* Start *

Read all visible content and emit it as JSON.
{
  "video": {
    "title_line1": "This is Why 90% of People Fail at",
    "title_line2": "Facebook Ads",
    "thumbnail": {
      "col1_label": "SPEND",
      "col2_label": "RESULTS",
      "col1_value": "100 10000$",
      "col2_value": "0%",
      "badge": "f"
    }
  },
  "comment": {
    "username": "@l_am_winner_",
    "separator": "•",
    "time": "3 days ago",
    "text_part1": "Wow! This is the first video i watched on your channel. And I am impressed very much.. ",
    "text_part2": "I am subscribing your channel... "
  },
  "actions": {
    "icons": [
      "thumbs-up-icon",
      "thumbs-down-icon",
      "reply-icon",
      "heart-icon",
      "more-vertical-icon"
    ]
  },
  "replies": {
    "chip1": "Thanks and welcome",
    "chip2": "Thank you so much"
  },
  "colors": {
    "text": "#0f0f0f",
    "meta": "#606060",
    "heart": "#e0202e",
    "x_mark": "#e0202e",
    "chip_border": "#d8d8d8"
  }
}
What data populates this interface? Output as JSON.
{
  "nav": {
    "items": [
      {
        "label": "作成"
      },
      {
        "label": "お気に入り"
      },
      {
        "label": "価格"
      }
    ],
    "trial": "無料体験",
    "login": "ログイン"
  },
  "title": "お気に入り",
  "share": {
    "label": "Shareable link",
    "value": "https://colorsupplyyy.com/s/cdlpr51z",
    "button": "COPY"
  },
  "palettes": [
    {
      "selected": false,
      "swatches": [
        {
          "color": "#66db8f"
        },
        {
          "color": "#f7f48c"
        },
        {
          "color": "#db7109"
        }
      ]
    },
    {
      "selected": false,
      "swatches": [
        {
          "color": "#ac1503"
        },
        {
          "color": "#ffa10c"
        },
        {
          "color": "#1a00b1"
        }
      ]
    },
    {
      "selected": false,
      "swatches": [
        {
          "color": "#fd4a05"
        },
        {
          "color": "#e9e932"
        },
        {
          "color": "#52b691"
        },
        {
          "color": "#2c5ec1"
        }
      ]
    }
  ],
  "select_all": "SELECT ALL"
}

* End *

__THE REQUEST__
Find the lines with the string "channel" and reproduce them.

__RESULT FOR THIS TASK__
    "text_part1": "Wow! This is the first video i watched on your channel. And I am impressed very much.. ",
    "text_part2": "I am subscribing your channel... "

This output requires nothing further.